* _Goal_
Collect all lines containing the word "that" from the data.

* _Supplied data_
++++++
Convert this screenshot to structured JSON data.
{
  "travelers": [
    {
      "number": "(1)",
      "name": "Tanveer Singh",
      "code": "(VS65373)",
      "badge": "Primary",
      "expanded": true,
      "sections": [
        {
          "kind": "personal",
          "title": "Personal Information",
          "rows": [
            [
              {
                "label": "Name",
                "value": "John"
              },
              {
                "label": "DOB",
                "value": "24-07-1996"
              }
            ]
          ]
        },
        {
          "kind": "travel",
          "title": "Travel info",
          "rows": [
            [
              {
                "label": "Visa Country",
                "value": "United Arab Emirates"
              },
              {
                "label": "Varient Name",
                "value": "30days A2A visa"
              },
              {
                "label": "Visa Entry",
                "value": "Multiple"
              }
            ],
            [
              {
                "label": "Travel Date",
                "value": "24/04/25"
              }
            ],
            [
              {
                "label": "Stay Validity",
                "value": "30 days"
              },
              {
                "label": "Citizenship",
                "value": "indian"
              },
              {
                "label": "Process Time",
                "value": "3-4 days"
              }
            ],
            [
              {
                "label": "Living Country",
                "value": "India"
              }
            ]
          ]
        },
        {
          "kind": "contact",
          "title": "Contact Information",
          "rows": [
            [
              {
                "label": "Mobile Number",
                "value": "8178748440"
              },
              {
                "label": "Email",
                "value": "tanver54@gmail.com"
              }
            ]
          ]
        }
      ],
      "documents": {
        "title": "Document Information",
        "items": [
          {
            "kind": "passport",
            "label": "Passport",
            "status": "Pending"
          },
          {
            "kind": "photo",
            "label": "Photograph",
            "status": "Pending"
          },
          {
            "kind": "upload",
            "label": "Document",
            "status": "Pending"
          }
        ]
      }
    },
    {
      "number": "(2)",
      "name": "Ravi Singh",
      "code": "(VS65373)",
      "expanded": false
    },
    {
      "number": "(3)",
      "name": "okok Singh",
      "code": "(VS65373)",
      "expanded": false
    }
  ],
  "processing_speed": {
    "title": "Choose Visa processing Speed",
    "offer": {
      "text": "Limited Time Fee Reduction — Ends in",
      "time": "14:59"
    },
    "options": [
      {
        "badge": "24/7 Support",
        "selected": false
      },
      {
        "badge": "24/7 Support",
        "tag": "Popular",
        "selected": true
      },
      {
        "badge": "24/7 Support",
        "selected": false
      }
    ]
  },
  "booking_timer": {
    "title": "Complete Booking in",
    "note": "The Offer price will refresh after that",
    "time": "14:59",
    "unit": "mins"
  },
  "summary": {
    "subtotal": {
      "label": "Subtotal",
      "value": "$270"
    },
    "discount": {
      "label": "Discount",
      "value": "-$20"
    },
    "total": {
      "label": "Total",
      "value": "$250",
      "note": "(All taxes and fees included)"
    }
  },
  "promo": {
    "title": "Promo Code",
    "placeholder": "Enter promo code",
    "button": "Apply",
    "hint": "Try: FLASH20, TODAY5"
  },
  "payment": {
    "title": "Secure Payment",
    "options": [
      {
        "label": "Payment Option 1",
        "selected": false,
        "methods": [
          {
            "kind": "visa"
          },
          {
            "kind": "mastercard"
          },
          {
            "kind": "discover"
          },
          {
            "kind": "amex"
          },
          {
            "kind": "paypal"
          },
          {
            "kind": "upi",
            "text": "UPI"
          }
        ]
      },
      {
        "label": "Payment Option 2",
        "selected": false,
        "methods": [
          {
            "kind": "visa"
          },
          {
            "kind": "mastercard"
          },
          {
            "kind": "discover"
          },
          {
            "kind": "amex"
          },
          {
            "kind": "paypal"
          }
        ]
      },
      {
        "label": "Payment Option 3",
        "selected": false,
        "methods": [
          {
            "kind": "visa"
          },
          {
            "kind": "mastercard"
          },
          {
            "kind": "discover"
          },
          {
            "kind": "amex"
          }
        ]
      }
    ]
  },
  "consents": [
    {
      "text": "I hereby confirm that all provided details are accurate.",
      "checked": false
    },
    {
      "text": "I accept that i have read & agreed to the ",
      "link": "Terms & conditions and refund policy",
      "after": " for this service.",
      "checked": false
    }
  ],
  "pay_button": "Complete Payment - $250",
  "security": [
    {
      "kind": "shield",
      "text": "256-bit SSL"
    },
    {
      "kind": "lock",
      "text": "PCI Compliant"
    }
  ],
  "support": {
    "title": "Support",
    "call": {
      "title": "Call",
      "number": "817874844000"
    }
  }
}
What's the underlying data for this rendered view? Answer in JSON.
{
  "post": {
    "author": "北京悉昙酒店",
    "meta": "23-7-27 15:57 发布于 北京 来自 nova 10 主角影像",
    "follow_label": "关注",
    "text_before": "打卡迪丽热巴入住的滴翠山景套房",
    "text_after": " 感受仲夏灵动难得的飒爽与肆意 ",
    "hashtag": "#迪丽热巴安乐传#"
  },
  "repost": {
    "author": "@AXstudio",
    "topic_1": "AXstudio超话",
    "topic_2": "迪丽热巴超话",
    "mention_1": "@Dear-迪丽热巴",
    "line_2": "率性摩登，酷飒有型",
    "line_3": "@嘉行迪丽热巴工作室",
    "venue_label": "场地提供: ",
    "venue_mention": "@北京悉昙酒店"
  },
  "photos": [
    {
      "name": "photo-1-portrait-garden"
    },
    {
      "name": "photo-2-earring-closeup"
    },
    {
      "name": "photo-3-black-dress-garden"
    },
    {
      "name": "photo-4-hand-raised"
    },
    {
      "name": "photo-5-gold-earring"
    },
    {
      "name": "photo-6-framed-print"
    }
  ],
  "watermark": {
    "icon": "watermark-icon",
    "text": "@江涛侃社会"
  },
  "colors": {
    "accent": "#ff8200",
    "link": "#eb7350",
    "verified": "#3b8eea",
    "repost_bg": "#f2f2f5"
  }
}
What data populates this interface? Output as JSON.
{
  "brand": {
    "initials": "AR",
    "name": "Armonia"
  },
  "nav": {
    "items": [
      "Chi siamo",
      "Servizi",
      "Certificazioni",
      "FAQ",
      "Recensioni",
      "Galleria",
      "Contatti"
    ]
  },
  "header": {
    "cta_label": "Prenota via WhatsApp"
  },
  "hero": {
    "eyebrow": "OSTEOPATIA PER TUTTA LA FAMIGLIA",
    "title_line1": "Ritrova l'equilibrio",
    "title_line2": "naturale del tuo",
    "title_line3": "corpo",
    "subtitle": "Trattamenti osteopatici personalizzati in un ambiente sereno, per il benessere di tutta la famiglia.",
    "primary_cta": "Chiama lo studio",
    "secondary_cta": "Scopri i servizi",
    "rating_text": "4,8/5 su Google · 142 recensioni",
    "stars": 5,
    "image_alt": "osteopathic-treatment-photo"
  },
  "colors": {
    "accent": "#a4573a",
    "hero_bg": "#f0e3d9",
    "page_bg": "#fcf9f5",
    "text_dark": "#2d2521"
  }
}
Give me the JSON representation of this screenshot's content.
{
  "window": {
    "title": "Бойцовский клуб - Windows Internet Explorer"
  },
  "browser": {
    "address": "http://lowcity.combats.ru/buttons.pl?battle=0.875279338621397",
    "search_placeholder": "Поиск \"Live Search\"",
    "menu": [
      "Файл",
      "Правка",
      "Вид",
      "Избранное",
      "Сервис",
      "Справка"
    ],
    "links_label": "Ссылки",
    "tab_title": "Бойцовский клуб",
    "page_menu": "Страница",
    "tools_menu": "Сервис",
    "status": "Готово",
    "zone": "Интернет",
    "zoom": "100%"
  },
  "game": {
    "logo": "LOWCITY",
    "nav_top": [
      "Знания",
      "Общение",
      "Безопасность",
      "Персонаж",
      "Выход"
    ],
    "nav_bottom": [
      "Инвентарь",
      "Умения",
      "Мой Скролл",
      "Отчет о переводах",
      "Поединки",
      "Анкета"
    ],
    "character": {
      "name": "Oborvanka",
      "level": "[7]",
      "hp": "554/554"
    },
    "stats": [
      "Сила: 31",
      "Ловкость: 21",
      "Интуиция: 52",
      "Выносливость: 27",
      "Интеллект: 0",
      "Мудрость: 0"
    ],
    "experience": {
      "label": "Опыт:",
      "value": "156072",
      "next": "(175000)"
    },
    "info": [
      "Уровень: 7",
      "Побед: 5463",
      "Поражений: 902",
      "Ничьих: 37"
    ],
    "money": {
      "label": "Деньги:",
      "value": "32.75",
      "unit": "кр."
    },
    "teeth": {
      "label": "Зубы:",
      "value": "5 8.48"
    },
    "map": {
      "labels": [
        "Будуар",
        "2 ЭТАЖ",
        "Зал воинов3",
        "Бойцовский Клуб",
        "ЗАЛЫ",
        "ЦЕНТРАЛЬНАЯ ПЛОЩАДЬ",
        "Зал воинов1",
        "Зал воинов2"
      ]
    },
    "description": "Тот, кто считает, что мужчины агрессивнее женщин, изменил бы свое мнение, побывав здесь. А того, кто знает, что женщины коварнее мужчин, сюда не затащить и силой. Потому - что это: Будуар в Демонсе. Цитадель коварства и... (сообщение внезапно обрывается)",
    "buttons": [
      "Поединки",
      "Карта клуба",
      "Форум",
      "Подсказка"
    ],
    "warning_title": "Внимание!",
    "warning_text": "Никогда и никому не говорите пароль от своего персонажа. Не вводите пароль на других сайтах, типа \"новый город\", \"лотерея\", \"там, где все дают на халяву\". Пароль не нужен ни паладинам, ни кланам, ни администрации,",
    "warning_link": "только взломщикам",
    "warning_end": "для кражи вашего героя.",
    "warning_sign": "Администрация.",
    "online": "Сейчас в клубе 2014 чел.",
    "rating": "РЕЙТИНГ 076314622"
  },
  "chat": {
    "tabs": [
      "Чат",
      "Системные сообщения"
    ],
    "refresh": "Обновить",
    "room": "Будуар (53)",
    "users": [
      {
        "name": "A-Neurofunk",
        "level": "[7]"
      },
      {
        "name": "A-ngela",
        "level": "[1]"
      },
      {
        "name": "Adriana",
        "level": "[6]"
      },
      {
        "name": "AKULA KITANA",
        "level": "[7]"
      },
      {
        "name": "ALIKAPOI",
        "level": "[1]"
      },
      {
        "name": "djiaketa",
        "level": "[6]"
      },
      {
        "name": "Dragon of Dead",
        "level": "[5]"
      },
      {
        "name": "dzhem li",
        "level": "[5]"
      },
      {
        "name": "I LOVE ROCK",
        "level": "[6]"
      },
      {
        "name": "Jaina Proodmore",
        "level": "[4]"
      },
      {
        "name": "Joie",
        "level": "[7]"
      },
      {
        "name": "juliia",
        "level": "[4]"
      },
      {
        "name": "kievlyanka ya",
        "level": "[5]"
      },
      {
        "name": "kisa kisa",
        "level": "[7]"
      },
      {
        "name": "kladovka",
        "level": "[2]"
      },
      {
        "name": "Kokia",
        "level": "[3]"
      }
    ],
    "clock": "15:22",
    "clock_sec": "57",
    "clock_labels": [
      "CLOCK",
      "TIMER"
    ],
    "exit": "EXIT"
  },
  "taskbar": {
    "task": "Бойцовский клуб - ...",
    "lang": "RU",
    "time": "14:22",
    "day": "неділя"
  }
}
++++++
* _Solution to the exercise_
    "note": "The Offer price will refresh after that",
      "text": "I hereby confirm that all provided details are accurate.",
      "text": "I accept that i have read & agreed to the ",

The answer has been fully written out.